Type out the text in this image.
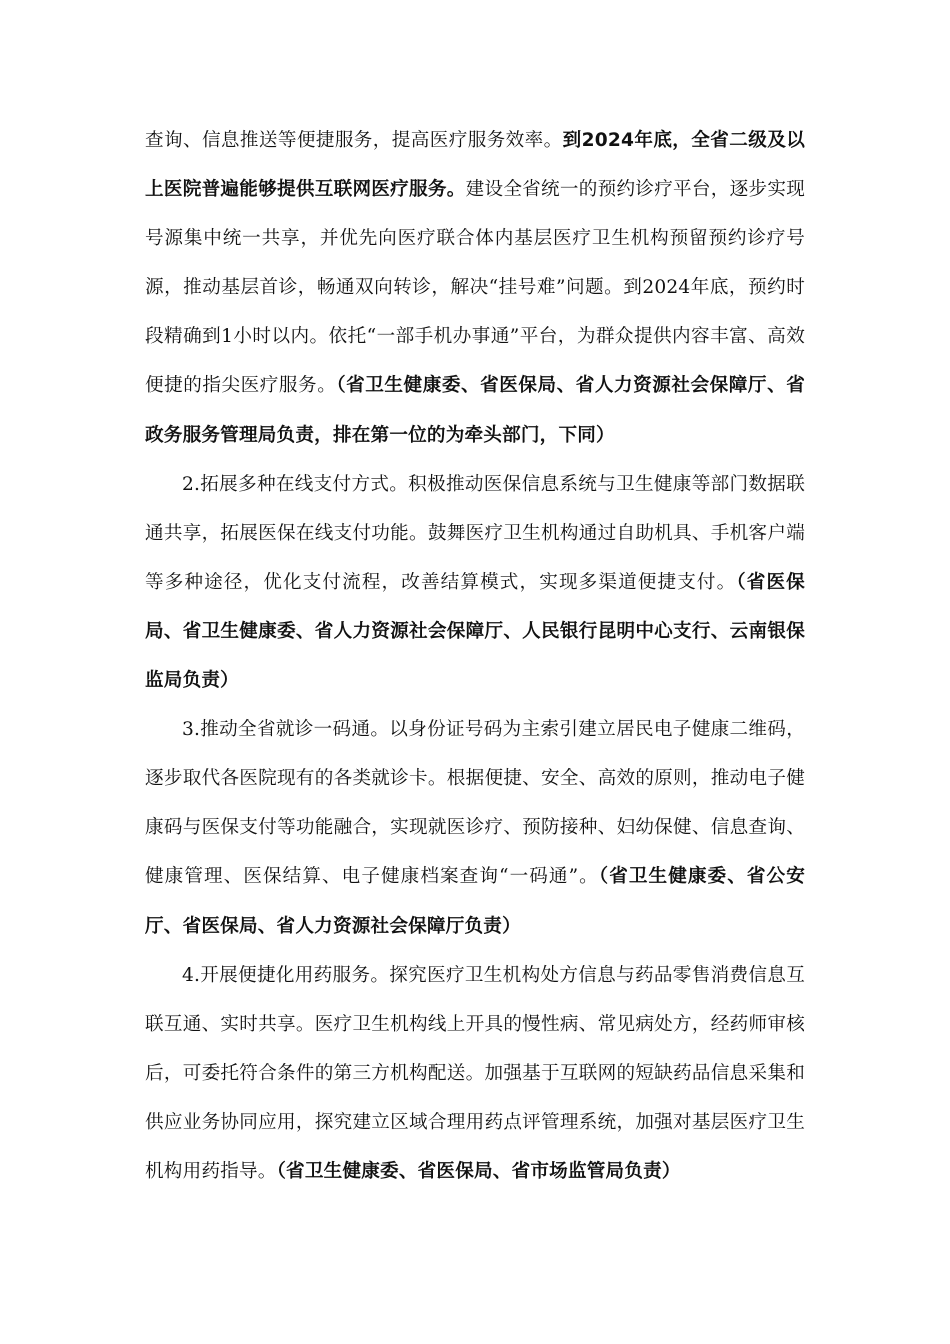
查询、信息推送等便捷服务，提高医疗服务效率。到2024年底，全省二级及以上医院普遍能够提供互联网医疗服务。建设全省统一的预约诊疗平台，逐步实现号源集中统一共享，并优先向医疗联合体内基层医疗卫生机构预留预约诊疗号源，推动基层首诊，畅通双向转诊，解决“挂号难”问题。到2024年底，预约时段精确到1小时以内。依托“一部手机办事通”平台，为群众提供内容丰富、高效便捷的指尖医疗服务。（省卫生健康委、省医保局、省人力资源社会保障厅、省政务服务管理局负责，排在第一位的为牵头部门，下同）

2.拓展多种在线支付方式。积极推动医保信息系统与卫生健康等部门数据联通共享，拓展医保在线支付功能。鼓舞医疗卫生机构通过自助机具、手机客户端等多种途径，优化支付流程，改善结算模式，实现多渠道便捷支付。（省医保局、省卫生健康委、省人力资源社会保障厅、人民银行昆明中心支行、云南银保监局负责）

3.推动全省就诊一码通。以身份证号码为主索引建立居民电子健康二维码，逐步取代各医院现有的各类就诊卡。根据便捷、安全、高效的原则，推动电子健康码与医保支付等功能融合，实现就医诊疗、预防接种、妇幼保健、信息查询、健康管理、医保结算、电子健康档案查询“一码通”。（省卫生健康委、省公安厅、省医保局、省人力资源社会保障厅负责）

4.开展便捷化用药服务。探究医疗卫生机构处方信息与药品零售消费信息互联互通、实时共享。医疗卫生机构线上开具的慢性病、常见病处方，经药师审核后，可委托符合条件的第三方机构配送。加强基于互联网的短缺药品信息采集和供应业务协同应用，探究建立区域合理用药点评管理系统，加强对基层医疗卫生机构用药指导。（省卫生健康委、省医保局、省市场监管局负责）
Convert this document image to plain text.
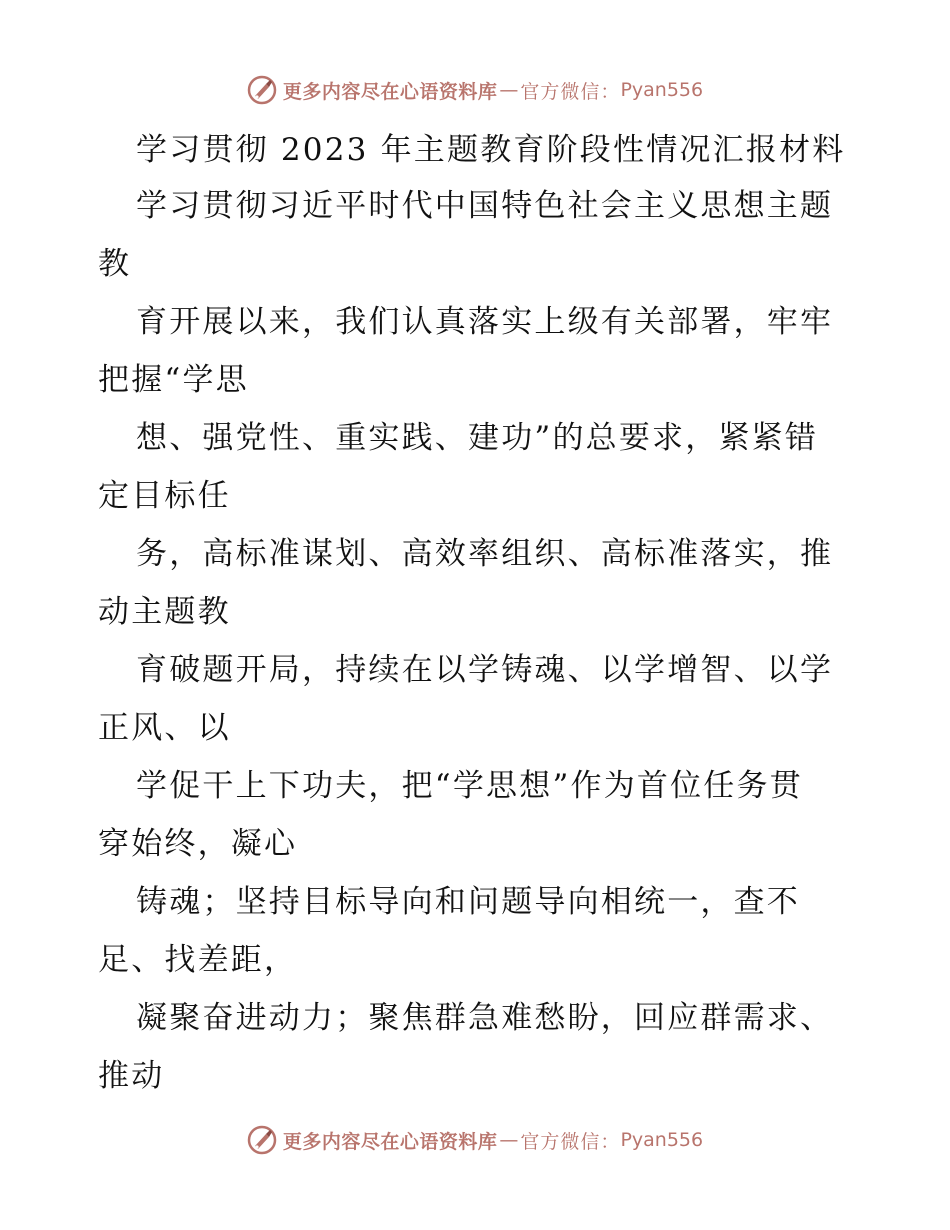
更多内容尽在心语资料库 — 官方微信： Pyan556
学习贯彻 2023 年主题教育阶段性情况汇报材料
学习贯彻习近平时代中国特色社会主义思想主题
教
育开展以来，我们认真落实上级有关部署，牢牢
把握“学思
想、强党性、重实践、建功”的总要求，紧紧错
定目标任
务，高标准谋划、高效率组织、高标准落实，推
动主题教
育破题开局，持续在以学铸魂、以学增智、以学
正风、以
学促干上下功夫，把“学思想”作为首位任务贯
穿始终，凝心
铸魂；坚持目标导向和问题导向相统一，查不
足、找差距，
凝聚奋进动力；聚焦群急难愁盼，回应群需求、
推动
更多内容尽在心语资料库 — 官方微信： Pyan556
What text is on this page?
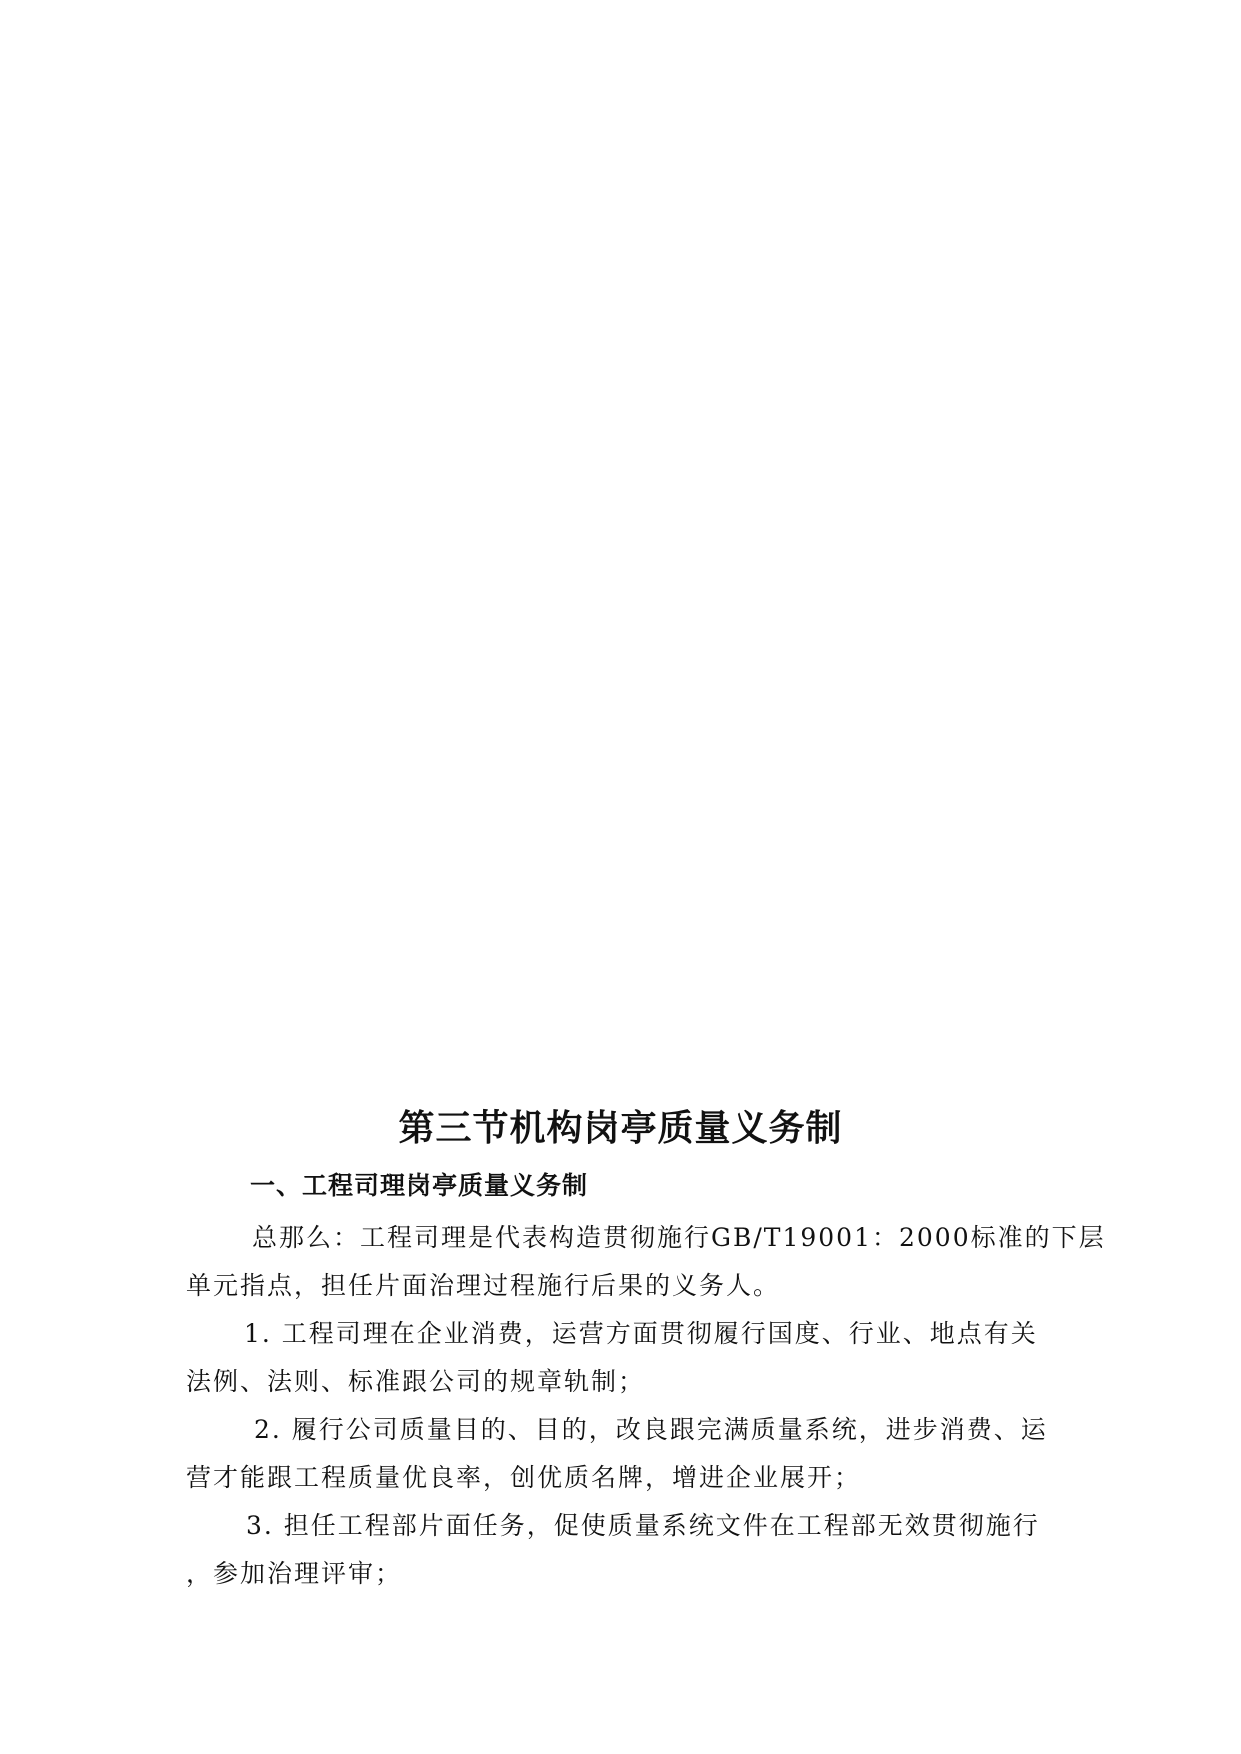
第三节机构岗亭质量义务制
一、工程司理岗亭质量义务制
总那么：工程司理是代表构造贯彻施行GB/T19001：2000标准的下层
单元指点，担任片面治理过程施行后果的义务人。
1. 工程司理在企业消费，运营方面贯彻履行国度、行业、地点有关
法例、法则、标准跟公司的规章轨制；
2. 履行公司质量目的、目的，改良跟完满质量系统，进步消费、运
营才能跟工程质量优良率，创优质名牌，增进企业展开；
3. 担任工程部片面任务，促使质量系统文件在工程部无效贯彻施行
，参加治理评审；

=======

EXERCISE DETAILS:
Quote each record exactly as it stands, minus the pictures.

THE SOLUTION:
Type out the text in this image.
查询、信息推送等便捷服务，提高医疗服务效率。到2024年底，全省二级及以上医院普遍能够提供互联网医疗服务。建设全省统一的预约诊疗平台，逐步实现号源集中统一共享，并优先向医疗联合体内基层医疗卫生机构预留预约诊疗号源，推动基层首诊，畅通双向转诊，解决“挂号难”问题。到2024年底，预约时段精确到1小时以内。依托“一部手机办事通”平台，为群众提供内容丰富、高效便捷的指尖医疗服务。（省卫生健康委、省医保局、省人力资源社会保障厅、省政务服务管理局负责，排在第一位的为牵头部门，下同）

2.拓展多种在线支付方式。积极推动医保信息系统与卫生健康等部门数据联通共享，拓展医保在线支付功能。鼓舞医疗卫生机构通过自助机具、手机客户端等多种途径，优化支付流程，改善结算模式，实现多渠道便捷支付。（省医保局、省卫生健康委、省人力资源社会保障厅、人民银行昆明中心支行、云南银保监局负责）

3.推动全省就诊一码通。以身份证号码为主索引建立居民电子健康二维码，逐步取代各医院现有的各类就诊卡。根据便捷、安全、高效的原则，推动电子健康码与医保支付等功能融合，实现就医诊疗、预防接种、妇幼保健、信息查询、健康管理、医保结算、电子健康档案查询“一码通”。（省卫生健康委、省公安厅、省医保局、省人力资源社会保障厅负责）

4.开展便捷化用药服务。探究医疗卫生机构处方信息与药品零售消费信息互联互通、实时共享。医疗卫生机构线上开具的慢性病、常见病处方，经药师审核后，可委托符合条件的第三方机构配送。加强基于互联网的短缺药品信息采集和供应业务协同应用，探究建立区域合理用药点评管理系统，加强对基层医疗卫生机构用药指导。（省卫生健康委、省医保局、省市场监管局负责）
Convert this document image to plain text.
更多内容尽在心语资料库 — 官方微信： Pyan556
学习贯彻 2023 年主题教育阶段性情况汇报材料
学习贯彻习近平时代中国特色社会主义思想主题
教
育开展以来，我们认真落实上级有关部署，牢牢
把握“学思
想、强党性、重实践、建功”的总要求，紧紧错
定目标任
务，高标准谋划、高效率组织、高标准落实，推
动主题教
育破题开局，持续在以学铸魂、以学增智、以学
正风、以
学促干上下功夫，把“学思想”作为首位任务贯
穿始终，凝心
铸魂；坚持目标导向和问题导向相统一，查不
足、找差距，
凝聚奋进动力；聚焦群急难愁盼，回应群需求、
推动
更多内容尽在心语资料库 — 官方微信： Pyan556
What text is on this page?
第三节机构岗亭质量义务制
一、工程司理岗亭质量义务制
总那么：工程司理是代表构造贯彻施行GB/T19001：2000标准的下层
单元指点，担任片面治理过程施行后果的义务人。
1. 工程司理在企业消费，运营方面贯彻履行国度、行业、地点有关
法例、法则、标准跟公司的规章轨制；
2. 履行公司质量目的、目的，改良跟完满质量系统，进步消费、运
营才能跟工程质量优良率，创优质名牌，增进企业展开；
3. 担任工程部片面任务，促使质量系统文件在工程部无效贯彻施行
，参加治理评审；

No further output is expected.